### [DIRECTIONS FOR THIS TASK]
Reproduce the lines from the first one through the line holding "svg-text:0.8: 0.8 [1031,296,1054,316]", inclusive, putting "Z-coordinate" in place of "Z-axis" and leaving everything else unchanged.

### [DATA FOR THE TASK]
───
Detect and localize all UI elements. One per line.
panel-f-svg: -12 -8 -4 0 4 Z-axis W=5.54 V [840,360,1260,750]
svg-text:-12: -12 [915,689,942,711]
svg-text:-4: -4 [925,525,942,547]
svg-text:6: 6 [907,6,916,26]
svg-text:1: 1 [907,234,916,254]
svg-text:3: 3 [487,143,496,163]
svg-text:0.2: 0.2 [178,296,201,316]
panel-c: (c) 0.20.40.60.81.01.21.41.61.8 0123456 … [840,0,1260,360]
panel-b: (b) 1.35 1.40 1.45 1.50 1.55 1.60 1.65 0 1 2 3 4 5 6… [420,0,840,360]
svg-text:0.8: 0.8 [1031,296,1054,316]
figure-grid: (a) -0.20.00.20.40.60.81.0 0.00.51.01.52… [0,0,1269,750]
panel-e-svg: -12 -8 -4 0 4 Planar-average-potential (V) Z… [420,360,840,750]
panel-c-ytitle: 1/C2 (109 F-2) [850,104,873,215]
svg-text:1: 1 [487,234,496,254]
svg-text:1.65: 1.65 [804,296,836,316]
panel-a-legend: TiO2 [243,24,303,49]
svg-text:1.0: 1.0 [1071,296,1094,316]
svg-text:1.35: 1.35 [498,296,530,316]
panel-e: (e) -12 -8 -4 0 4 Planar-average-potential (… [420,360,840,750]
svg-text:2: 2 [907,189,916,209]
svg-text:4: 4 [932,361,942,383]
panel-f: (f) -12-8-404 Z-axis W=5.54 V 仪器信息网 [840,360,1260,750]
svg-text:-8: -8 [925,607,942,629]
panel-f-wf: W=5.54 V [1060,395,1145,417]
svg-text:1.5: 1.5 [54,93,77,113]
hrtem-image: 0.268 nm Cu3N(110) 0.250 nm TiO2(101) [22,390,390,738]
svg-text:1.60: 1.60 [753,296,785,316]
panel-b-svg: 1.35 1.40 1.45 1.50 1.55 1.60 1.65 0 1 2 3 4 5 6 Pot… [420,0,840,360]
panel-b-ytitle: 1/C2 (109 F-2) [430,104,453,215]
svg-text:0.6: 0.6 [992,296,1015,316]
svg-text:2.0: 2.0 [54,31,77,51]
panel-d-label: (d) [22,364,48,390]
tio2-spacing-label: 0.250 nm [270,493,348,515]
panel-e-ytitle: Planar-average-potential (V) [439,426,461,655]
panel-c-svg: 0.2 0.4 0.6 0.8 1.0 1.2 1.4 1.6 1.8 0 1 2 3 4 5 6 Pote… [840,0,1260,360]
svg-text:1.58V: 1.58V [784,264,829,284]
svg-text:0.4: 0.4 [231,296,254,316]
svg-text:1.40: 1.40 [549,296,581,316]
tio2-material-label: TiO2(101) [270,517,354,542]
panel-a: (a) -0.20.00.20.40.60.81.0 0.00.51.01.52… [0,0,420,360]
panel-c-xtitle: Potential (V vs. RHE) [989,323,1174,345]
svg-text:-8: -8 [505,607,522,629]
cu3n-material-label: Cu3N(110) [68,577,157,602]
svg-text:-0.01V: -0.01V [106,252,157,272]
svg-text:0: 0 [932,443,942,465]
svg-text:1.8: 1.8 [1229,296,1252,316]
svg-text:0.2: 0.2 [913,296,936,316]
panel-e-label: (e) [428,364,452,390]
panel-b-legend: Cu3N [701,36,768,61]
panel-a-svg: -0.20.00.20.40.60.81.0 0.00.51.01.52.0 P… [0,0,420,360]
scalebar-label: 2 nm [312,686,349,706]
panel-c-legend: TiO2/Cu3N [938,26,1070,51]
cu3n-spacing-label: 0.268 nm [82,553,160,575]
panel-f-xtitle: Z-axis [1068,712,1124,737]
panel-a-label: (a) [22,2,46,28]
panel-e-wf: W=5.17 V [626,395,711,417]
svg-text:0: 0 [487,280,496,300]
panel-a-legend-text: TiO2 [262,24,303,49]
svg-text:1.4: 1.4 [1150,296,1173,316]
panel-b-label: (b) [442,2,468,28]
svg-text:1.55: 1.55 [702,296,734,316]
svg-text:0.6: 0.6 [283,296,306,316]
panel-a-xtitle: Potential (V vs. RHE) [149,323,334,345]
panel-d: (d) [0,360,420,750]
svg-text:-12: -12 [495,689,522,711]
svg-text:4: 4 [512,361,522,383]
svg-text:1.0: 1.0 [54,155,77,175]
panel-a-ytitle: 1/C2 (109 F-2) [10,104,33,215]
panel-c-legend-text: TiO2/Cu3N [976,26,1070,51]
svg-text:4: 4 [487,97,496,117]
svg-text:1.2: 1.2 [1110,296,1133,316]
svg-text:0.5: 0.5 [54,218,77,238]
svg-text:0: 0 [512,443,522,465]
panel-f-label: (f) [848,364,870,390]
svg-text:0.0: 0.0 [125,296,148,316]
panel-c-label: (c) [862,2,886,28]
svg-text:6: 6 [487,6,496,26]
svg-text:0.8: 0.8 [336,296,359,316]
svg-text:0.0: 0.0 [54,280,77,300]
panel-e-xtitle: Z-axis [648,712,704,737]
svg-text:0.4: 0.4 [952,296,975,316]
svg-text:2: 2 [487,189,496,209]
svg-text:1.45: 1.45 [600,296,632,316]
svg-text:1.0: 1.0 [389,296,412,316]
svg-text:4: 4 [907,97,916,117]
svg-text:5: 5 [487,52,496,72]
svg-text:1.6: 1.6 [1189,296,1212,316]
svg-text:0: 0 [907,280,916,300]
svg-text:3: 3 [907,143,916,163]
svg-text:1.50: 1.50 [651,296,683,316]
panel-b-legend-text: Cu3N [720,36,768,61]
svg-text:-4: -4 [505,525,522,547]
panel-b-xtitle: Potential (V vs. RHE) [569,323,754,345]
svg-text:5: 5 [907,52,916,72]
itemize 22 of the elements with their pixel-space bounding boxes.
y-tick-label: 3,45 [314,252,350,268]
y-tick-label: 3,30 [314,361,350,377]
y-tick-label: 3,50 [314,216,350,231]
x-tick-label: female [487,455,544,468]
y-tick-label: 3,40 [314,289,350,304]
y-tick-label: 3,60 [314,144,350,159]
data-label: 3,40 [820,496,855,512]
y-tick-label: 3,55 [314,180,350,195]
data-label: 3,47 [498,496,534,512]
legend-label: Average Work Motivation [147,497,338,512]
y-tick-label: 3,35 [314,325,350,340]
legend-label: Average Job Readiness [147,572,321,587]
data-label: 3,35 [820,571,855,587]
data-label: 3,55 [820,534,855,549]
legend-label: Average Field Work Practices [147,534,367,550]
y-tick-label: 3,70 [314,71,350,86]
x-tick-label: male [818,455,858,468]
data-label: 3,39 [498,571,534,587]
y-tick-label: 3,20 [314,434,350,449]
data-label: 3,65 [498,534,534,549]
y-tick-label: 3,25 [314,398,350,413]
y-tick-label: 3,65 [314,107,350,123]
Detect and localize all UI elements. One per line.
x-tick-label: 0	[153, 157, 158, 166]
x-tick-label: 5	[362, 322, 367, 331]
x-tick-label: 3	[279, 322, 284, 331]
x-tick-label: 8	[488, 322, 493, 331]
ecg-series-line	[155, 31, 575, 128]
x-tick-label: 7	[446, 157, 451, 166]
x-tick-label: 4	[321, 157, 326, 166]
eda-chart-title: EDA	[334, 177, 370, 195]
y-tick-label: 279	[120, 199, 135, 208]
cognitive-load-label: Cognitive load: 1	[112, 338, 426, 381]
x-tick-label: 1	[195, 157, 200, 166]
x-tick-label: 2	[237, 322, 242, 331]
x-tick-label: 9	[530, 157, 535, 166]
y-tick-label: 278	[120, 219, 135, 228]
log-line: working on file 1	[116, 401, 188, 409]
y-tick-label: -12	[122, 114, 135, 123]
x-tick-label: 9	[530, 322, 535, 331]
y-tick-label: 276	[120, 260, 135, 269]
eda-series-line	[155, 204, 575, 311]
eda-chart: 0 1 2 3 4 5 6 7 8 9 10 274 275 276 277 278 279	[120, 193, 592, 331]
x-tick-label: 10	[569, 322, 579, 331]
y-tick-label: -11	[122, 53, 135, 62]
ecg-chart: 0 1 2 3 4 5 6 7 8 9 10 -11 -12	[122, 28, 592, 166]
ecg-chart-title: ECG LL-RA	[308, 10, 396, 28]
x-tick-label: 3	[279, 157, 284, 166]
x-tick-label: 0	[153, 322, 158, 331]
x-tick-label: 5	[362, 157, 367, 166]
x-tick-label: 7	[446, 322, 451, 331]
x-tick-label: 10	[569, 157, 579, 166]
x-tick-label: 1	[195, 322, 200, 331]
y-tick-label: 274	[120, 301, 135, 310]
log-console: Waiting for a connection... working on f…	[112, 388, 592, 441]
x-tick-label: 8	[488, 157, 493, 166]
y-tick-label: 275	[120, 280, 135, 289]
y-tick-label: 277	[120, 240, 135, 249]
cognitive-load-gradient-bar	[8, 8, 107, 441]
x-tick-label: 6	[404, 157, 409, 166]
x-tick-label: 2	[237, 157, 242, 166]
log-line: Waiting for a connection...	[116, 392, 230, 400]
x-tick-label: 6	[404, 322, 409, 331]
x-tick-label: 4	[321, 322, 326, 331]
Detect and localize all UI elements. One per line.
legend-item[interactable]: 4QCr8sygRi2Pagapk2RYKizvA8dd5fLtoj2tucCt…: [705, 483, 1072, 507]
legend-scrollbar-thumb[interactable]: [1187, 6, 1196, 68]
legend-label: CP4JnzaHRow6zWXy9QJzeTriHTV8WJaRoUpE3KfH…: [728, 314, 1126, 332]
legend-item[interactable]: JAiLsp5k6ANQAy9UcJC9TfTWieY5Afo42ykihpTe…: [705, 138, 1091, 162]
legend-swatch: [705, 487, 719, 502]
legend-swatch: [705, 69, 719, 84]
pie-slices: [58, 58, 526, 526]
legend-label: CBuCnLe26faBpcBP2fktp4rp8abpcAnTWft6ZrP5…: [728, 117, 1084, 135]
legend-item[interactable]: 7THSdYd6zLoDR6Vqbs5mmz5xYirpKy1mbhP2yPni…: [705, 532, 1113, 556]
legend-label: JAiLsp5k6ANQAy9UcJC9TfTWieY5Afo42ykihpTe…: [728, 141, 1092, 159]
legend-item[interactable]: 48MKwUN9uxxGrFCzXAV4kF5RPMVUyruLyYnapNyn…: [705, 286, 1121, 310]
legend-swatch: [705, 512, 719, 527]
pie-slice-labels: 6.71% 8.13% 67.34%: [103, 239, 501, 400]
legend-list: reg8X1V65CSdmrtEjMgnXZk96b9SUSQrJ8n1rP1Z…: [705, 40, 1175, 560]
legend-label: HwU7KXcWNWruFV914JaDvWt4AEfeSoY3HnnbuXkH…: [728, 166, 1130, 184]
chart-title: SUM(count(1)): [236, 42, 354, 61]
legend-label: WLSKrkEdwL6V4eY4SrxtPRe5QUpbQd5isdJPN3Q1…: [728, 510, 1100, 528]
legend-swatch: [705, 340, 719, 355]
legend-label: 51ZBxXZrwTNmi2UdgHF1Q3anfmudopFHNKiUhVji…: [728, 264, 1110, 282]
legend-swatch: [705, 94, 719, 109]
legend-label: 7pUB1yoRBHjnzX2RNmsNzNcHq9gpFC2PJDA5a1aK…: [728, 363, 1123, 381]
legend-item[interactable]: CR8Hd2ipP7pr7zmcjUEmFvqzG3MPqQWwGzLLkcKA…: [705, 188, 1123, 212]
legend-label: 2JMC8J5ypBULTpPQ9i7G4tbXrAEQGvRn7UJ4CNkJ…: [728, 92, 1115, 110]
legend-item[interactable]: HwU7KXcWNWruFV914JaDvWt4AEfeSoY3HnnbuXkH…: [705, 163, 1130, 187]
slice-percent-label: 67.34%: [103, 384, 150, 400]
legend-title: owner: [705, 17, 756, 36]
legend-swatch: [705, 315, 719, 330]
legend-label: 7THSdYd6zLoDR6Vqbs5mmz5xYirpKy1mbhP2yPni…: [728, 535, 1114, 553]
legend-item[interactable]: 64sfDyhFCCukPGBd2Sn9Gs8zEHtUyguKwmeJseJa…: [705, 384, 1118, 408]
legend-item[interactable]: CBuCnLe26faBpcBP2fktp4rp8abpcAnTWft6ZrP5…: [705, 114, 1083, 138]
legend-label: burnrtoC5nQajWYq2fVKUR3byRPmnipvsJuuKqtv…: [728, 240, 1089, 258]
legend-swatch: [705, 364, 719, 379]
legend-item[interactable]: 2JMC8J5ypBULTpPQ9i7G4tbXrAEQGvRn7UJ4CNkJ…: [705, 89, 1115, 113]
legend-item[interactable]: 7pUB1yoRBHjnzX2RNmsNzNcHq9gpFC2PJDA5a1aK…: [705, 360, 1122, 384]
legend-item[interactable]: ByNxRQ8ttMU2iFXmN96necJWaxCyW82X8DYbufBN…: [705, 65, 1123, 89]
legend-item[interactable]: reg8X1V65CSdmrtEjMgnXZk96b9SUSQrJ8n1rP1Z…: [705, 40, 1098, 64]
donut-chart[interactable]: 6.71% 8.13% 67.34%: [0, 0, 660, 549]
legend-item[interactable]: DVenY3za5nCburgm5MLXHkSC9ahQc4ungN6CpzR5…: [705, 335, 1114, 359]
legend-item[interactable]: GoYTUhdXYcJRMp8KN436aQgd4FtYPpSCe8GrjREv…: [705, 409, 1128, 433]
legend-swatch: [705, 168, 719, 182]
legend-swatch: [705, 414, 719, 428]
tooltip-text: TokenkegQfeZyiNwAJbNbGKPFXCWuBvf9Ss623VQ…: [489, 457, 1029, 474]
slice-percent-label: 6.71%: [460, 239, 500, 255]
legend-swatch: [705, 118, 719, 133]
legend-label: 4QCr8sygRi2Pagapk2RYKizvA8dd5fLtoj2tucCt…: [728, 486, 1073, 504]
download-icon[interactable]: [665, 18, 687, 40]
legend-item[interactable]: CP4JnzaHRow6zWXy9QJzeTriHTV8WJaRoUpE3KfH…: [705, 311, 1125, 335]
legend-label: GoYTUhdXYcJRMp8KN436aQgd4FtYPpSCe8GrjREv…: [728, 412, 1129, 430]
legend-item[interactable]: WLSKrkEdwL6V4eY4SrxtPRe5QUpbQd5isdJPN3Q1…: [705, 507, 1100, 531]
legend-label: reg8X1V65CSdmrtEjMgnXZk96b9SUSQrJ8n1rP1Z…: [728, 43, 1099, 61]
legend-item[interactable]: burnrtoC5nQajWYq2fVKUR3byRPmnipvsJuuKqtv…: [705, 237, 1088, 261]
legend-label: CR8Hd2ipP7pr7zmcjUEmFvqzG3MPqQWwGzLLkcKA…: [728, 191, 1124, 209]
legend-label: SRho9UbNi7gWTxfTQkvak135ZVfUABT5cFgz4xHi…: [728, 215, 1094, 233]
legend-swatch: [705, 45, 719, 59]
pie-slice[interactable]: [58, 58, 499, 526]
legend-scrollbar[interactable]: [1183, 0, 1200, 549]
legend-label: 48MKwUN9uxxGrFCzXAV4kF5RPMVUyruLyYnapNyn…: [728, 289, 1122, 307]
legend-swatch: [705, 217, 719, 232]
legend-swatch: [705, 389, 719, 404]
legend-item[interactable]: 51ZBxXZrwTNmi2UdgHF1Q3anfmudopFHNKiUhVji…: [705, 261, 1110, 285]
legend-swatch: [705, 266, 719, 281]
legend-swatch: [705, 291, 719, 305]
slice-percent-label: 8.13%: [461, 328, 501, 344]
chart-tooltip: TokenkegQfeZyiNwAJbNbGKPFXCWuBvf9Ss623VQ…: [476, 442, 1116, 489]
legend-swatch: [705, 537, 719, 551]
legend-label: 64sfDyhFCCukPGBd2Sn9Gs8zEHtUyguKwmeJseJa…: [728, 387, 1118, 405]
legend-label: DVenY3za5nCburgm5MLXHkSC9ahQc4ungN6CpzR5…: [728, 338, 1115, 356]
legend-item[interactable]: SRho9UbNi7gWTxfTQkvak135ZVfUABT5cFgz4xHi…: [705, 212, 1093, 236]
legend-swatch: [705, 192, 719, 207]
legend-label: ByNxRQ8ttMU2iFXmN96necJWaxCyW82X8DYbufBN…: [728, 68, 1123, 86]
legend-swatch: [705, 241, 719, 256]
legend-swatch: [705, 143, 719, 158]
───
### [CORRECT RESPONSE]
Detect and localize all UI elements. One per line.
panel-f-svg: -12 -8 -4 0 4 Z-coordinate W=5.54 V [840,360,1260,750]
svg-text:-12: -12 [915,689,942,711]
svg-text:-4: -4 [925,525,942,547]
svg-text:6: 6 [907,6,916,26]
svg-text:1: 1 [907,234,916,254]
svg-text:3: 3 [487,143,496,163]
svg-text:0.2: 0.2 [178,296,201,316]
panel-c: (c) 0.20.40.60.81.01.21.41.61.8 0123456 … [840,0,1260,360]
panel-b: (b) 1.35 1.40 1.45 1.50 1.55 1.60 1.65 0 1 2 3 4 5 6… [420,0,840,360]
svg-text:0.8: 0.8 [1031,296,1054,316]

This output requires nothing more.